[Your objective] Copy out all the lines where "MENG" shows up.

[Records for the exercise]

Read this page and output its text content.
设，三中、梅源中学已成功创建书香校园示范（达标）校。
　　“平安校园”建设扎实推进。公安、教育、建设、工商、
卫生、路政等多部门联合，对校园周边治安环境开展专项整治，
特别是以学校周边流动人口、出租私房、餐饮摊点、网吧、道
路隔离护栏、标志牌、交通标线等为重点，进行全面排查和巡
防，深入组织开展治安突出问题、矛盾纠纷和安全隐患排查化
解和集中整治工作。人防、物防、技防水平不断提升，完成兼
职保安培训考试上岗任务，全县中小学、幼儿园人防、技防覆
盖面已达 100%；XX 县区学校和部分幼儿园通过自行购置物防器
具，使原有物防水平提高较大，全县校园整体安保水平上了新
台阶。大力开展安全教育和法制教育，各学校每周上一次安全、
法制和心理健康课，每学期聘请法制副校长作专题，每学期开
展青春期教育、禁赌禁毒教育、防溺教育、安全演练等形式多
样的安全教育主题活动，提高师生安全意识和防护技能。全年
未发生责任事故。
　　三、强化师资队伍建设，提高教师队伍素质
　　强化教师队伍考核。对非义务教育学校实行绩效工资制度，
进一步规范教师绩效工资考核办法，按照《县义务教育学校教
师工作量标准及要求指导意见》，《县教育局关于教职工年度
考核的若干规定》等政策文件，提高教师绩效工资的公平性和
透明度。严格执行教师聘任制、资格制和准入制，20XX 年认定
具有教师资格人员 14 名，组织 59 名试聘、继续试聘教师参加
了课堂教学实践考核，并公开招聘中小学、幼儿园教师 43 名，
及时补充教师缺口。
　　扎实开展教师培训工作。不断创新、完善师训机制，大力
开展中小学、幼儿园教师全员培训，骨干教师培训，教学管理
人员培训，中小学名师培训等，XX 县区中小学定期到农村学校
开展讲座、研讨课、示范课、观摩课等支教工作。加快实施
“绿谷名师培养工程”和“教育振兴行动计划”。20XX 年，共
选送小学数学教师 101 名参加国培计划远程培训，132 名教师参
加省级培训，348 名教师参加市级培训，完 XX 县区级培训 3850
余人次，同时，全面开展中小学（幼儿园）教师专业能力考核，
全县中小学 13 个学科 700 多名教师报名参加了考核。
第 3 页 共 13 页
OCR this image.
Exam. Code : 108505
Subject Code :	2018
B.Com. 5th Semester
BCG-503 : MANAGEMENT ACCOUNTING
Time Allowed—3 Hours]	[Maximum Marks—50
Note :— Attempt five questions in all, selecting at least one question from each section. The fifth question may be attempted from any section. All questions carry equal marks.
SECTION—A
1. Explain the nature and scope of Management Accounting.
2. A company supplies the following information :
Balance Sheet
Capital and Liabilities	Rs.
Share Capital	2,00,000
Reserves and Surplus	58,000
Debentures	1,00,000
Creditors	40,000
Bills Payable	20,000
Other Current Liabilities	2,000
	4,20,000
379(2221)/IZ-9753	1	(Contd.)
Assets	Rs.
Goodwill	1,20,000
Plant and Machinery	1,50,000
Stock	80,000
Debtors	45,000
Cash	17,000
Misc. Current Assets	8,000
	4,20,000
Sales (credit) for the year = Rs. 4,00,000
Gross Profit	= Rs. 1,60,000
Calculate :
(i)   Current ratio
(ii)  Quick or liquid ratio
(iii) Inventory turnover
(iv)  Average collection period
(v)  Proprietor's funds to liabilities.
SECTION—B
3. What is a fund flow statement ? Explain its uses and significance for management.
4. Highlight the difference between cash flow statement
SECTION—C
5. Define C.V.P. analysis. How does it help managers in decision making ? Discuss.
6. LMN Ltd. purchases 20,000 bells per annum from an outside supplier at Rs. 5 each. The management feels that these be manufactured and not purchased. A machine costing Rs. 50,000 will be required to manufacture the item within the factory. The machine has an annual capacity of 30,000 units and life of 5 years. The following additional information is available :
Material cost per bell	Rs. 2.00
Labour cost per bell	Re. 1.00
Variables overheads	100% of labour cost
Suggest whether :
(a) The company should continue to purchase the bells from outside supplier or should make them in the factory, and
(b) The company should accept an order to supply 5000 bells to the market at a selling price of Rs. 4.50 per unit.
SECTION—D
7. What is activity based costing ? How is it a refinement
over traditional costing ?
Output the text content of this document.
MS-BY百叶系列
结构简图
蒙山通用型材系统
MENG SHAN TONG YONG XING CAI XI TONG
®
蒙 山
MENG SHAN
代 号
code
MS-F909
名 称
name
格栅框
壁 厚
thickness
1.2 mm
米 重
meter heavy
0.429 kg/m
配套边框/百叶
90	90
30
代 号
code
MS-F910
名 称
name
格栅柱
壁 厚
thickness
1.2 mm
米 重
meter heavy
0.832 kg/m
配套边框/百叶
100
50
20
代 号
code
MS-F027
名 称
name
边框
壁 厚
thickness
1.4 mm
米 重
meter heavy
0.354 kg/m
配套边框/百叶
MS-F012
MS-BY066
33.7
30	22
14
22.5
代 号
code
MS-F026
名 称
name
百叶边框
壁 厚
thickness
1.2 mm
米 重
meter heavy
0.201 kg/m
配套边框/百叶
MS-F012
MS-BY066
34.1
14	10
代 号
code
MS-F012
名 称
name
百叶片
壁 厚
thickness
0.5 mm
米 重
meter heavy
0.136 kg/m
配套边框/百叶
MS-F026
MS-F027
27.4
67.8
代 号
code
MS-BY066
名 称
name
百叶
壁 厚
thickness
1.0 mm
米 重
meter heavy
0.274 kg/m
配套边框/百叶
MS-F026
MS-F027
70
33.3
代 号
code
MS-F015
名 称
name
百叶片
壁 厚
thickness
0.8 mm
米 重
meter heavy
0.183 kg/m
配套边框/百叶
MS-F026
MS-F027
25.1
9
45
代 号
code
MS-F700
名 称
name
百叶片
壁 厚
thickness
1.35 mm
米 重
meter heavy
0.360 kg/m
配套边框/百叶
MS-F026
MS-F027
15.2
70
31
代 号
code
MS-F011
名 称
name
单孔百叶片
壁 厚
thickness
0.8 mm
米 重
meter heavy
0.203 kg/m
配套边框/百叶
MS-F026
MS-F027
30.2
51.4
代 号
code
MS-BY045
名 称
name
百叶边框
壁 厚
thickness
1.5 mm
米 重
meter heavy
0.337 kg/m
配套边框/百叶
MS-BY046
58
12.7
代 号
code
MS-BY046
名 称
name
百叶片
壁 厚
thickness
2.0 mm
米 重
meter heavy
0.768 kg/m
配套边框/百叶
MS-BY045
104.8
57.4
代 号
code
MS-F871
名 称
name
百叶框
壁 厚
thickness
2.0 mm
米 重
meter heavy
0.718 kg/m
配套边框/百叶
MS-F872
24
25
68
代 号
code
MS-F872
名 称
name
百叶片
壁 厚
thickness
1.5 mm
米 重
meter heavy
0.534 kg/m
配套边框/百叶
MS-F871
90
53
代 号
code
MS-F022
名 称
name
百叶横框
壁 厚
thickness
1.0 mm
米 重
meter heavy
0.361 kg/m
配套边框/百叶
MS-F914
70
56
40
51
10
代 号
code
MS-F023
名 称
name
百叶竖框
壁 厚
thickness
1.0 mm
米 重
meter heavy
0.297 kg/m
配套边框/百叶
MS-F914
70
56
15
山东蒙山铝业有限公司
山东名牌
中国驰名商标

[Completed exercise]
MENG SHAN TONG YONG XING CAI XI TONG
MENG SHAN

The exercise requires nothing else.